■ Your instructions: Show every line in the entries below where the word "North" appears.

■ Part of a data file:
- - - -
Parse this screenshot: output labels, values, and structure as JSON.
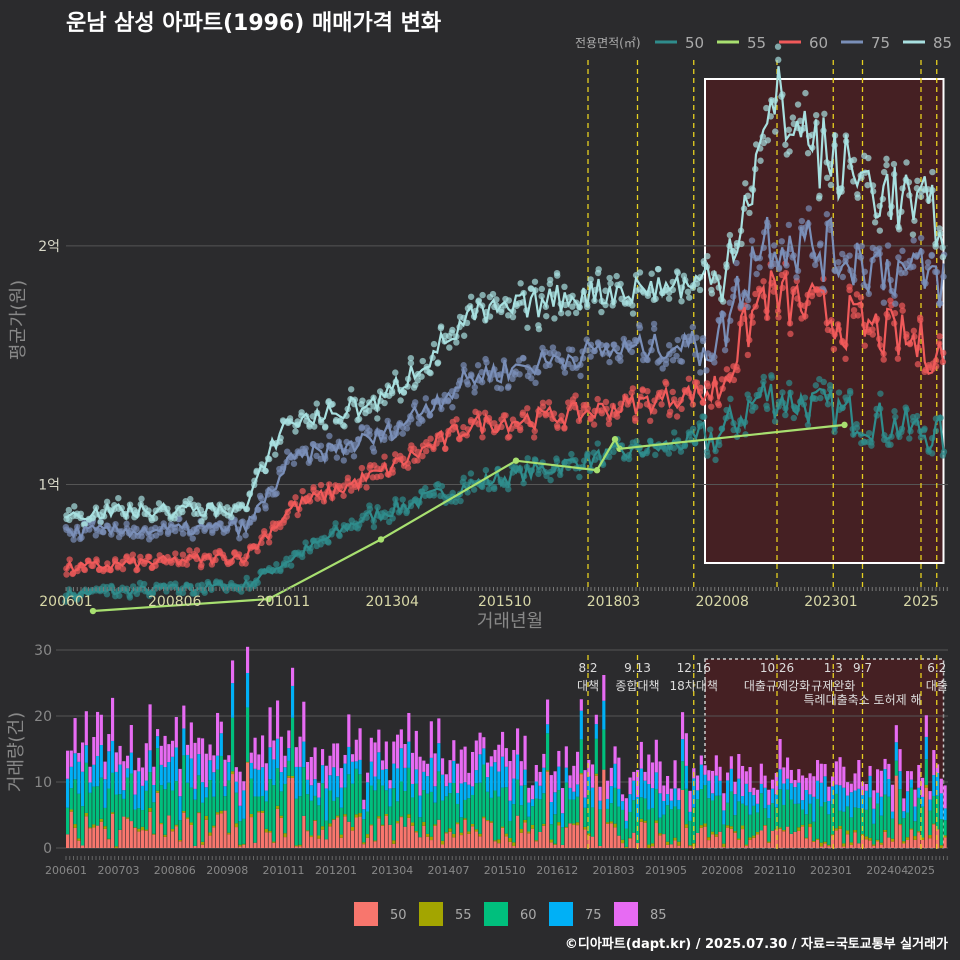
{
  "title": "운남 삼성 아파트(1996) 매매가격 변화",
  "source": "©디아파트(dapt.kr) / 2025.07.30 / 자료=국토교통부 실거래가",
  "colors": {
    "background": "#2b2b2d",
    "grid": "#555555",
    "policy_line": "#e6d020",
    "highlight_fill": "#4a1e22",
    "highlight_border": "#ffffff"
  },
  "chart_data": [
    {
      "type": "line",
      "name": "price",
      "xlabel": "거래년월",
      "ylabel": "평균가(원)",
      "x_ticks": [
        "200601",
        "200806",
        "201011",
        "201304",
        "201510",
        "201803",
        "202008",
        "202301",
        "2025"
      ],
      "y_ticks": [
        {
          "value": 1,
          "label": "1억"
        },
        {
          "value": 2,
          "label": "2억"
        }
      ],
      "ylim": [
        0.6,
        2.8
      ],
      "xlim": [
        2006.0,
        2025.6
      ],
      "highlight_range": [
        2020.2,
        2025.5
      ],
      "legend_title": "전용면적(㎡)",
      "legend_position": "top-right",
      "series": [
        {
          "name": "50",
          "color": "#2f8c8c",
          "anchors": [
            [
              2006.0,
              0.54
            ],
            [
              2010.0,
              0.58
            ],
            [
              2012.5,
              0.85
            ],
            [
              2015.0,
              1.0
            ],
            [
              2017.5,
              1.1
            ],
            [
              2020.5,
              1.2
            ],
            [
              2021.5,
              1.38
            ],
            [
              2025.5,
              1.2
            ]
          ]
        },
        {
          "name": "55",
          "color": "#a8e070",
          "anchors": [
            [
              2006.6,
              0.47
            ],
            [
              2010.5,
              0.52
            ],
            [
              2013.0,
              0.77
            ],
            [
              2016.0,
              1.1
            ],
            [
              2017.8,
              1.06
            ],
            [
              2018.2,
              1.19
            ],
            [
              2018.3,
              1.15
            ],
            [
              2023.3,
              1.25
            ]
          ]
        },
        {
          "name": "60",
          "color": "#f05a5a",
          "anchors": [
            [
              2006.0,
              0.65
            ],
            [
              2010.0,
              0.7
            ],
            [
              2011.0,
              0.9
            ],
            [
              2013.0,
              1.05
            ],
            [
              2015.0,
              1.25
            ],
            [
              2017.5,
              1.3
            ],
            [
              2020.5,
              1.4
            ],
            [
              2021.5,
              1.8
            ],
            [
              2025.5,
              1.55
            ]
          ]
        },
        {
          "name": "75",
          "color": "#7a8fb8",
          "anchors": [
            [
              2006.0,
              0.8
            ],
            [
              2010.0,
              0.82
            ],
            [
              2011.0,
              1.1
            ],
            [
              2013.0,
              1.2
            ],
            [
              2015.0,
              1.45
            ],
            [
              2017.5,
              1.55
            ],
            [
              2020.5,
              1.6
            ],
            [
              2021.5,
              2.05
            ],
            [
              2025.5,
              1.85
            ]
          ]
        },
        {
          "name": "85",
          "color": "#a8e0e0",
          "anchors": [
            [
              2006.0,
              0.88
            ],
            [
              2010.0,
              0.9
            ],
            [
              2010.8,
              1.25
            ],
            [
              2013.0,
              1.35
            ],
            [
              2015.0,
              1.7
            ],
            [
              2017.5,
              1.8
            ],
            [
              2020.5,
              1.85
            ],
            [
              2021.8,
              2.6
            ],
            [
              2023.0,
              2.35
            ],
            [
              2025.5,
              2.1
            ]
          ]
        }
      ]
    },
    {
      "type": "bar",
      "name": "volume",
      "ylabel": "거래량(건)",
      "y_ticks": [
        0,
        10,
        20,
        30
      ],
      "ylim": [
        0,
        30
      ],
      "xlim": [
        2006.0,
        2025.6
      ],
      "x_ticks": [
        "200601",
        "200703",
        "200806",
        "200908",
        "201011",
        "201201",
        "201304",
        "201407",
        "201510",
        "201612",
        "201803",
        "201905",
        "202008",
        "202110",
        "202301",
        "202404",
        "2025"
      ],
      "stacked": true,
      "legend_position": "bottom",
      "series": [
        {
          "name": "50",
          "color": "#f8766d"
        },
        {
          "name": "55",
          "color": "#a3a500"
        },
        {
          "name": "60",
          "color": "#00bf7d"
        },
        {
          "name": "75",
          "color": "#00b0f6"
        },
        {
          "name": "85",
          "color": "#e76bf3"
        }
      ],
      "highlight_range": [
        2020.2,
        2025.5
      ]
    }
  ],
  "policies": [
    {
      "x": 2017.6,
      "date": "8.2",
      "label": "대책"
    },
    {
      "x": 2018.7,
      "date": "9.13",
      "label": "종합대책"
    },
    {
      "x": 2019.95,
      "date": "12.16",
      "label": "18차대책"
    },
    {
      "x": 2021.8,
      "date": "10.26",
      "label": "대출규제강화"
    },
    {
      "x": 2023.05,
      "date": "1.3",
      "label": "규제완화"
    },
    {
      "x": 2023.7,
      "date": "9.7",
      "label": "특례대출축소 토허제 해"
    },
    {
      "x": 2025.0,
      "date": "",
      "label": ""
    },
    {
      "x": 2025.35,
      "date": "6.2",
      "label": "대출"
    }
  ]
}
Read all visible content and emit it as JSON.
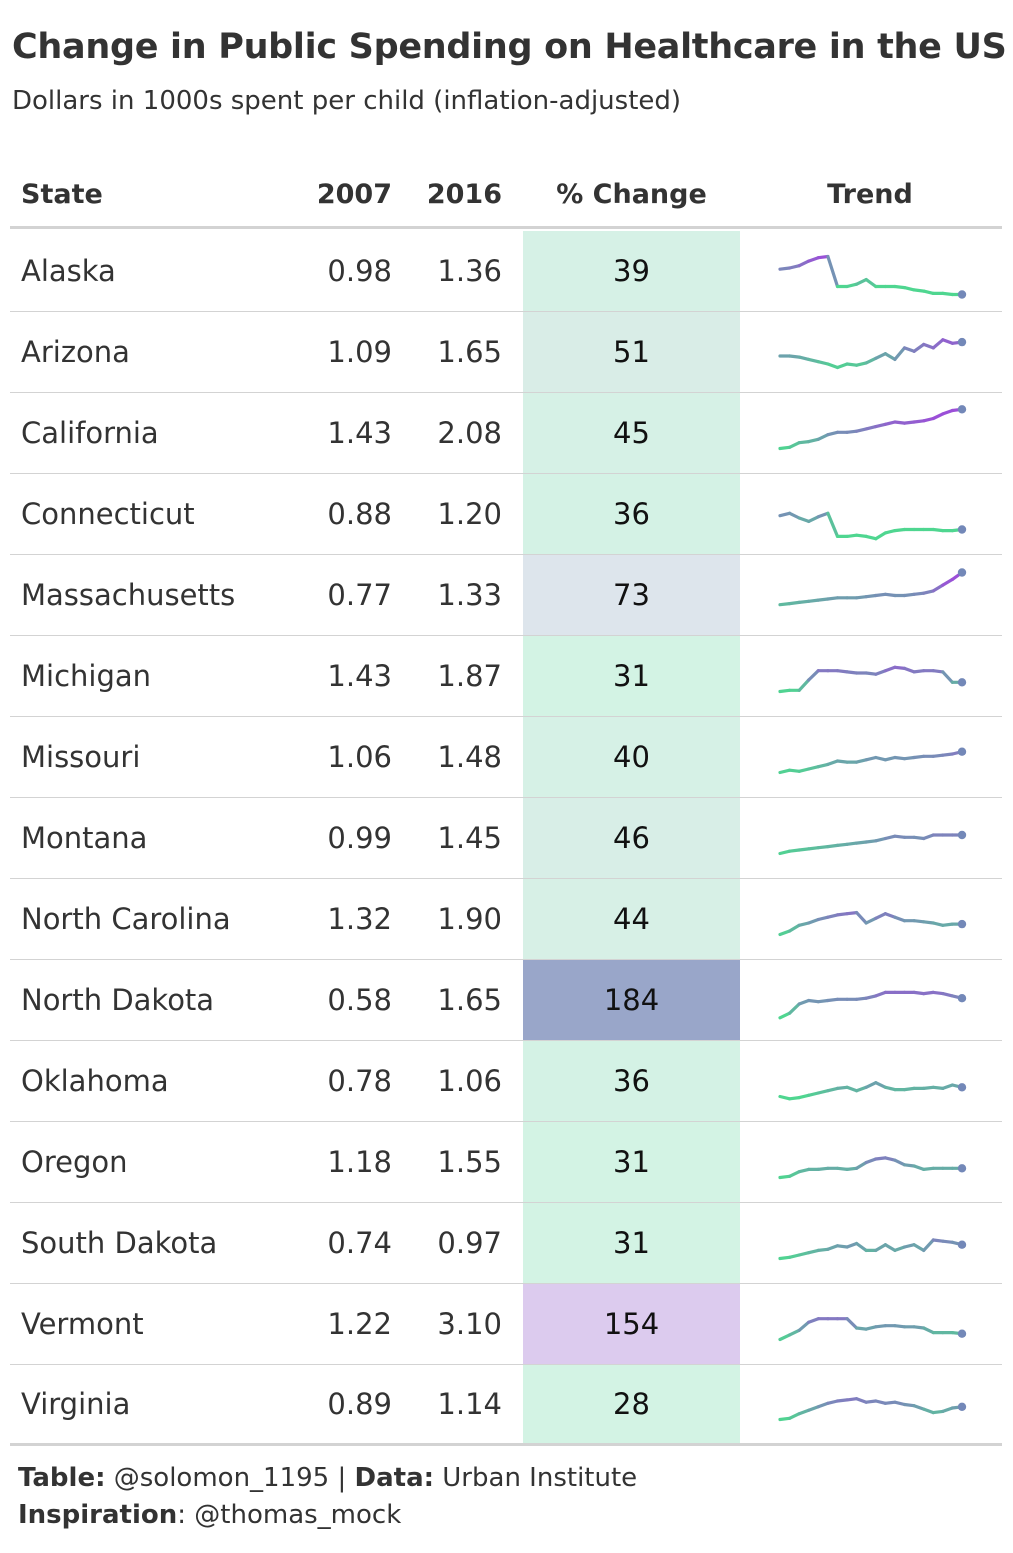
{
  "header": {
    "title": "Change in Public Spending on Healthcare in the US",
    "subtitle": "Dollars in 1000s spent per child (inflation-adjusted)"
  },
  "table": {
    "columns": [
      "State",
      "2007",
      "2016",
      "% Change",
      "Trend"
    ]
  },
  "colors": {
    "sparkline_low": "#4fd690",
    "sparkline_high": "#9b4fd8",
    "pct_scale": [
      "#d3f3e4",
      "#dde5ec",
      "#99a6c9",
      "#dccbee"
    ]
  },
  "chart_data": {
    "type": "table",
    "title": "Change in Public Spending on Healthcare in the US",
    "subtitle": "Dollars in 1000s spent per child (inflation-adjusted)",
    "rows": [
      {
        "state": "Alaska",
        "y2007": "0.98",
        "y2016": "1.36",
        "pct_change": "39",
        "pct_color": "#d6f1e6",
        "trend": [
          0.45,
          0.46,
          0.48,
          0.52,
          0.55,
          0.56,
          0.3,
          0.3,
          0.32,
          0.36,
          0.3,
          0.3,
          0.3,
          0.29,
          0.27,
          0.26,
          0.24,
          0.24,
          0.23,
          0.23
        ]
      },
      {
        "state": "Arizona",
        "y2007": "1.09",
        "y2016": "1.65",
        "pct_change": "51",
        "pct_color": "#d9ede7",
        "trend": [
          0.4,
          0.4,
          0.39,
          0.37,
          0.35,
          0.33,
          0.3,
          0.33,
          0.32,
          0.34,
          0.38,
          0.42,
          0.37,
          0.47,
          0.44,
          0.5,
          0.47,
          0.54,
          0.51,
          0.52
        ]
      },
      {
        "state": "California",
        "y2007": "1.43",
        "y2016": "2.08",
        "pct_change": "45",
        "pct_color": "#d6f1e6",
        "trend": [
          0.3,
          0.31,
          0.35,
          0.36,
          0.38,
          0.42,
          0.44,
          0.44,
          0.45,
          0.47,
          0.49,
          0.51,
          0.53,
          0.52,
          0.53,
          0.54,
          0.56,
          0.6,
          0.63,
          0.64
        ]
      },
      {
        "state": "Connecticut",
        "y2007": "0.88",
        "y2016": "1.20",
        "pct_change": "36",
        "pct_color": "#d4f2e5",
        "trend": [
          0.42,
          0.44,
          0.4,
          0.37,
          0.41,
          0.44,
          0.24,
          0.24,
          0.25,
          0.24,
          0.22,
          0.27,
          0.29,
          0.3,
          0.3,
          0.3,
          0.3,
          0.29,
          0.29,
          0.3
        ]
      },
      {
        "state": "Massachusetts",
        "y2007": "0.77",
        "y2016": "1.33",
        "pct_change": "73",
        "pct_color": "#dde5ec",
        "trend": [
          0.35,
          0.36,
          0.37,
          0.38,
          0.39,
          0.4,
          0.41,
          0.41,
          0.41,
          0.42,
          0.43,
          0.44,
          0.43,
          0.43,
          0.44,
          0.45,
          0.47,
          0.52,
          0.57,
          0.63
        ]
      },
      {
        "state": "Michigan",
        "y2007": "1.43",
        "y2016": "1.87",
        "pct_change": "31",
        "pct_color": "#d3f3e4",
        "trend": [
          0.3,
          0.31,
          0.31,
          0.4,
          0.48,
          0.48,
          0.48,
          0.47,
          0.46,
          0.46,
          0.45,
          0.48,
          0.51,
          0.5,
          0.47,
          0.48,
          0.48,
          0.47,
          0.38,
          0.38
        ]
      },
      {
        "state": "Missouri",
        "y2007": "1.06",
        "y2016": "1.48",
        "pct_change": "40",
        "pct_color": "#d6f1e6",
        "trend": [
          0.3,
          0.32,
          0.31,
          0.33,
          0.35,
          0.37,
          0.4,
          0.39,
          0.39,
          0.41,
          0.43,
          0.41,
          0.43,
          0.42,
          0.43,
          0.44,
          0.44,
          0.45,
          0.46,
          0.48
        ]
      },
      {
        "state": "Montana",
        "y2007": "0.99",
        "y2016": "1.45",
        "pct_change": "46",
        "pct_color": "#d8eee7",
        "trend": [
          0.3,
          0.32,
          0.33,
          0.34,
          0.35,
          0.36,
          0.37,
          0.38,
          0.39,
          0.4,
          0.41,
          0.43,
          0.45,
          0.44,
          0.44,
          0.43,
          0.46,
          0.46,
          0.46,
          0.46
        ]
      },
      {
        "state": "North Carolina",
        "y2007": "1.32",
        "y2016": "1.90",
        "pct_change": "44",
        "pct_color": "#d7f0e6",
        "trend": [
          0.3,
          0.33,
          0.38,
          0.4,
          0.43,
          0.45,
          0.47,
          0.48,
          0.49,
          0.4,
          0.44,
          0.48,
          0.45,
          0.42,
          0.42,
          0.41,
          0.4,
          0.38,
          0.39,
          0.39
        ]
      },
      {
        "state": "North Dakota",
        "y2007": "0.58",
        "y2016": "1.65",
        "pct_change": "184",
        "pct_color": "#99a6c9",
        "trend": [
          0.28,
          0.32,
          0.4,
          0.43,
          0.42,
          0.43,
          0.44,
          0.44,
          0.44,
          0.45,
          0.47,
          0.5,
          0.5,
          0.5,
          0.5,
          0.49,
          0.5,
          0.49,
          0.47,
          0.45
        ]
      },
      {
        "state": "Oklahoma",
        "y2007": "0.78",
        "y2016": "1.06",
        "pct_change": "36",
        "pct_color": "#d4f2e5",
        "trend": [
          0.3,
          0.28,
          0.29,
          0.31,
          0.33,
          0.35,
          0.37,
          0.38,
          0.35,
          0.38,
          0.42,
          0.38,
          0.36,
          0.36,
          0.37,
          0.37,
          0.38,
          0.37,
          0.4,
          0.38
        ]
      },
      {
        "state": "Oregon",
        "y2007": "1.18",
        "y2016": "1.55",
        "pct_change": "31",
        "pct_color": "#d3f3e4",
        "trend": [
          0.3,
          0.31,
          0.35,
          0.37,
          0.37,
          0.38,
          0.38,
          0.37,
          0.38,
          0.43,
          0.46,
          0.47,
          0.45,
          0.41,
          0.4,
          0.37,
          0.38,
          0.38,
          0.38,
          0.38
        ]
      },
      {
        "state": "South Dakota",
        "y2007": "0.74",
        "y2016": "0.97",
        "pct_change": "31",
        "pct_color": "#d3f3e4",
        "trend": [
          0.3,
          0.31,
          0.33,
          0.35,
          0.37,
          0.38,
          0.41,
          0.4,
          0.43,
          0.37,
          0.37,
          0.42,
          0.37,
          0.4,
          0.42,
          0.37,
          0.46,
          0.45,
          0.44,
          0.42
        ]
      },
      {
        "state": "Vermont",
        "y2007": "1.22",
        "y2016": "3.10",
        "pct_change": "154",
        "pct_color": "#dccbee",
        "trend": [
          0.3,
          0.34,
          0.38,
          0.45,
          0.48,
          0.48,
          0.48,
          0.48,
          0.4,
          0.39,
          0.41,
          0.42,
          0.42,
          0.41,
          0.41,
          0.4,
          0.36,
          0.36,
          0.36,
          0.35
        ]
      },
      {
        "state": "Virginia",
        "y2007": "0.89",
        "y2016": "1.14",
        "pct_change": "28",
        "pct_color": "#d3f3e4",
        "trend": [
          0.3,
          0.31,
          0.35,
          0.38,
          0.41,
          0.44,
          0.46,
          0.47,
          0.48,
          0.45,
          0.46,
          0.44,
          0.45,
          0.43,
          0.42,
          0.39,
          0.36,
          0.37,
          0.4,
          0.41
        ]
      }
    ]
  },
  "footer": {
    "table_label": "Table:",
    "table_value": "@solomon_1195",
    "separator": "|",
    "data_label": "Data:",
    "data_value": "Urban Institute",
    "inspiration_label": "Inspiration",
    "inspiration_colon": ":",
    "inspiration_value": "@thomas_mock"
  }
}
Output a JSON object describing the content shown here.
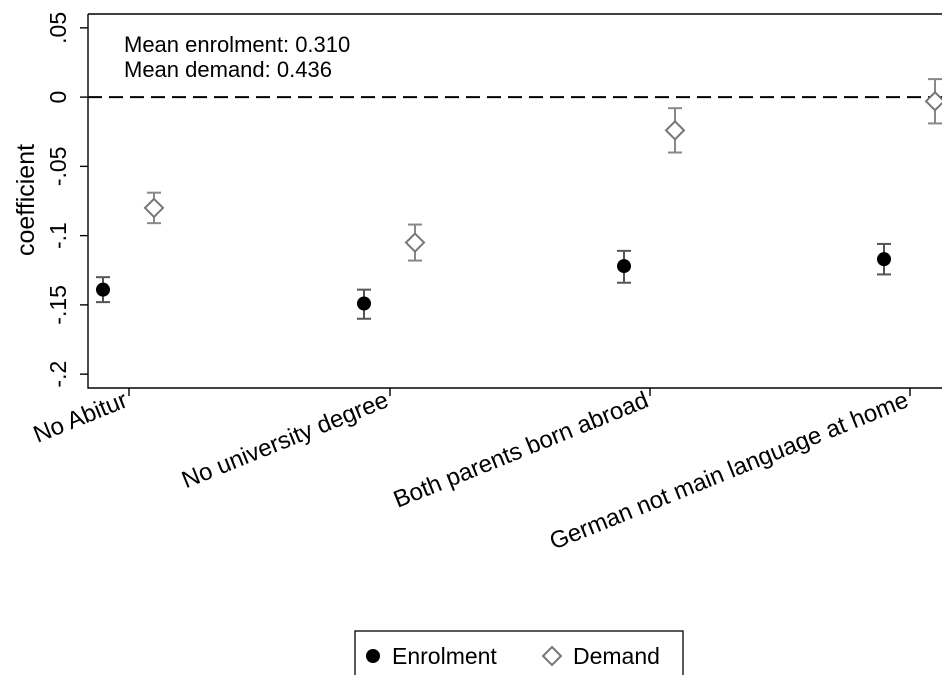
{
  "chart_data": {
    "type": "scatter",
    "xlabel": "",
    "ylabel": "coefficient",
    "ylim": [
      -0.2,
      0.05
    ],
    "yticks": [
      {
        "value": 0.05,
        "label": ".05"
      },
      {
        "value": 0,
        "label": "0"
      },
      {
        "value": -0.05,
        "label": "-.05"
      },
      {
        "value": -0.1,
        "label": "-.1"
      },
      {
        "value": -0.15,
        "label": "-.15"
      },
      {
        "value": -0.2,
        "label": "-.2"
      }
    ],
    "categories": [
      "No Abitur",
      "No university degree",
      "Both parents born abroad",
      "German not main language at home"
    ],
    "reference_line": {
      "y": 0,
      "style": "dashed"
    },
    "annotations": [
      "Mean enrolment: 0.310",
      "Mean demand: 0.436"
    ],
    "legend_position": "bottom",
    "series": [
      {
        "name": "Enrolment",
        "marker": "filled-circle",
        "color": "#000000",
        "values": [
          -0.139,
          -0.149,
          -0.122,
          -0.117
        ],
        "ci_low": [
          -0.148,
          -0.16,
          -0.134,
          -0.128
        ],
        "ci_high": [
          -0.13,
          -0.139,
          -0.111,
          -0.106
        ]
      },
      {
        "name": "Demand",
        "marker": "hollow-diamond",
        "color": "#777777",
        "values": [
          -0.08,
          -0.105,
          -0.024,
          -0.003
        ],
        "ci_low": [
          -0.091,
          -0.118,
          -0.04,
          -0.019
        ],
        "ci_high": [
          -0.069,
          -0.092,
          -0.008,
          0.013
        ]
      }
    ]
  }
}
- - - -
■ Solution to this problem:
        "state": "North Carolina",
        "state": "North Dakota",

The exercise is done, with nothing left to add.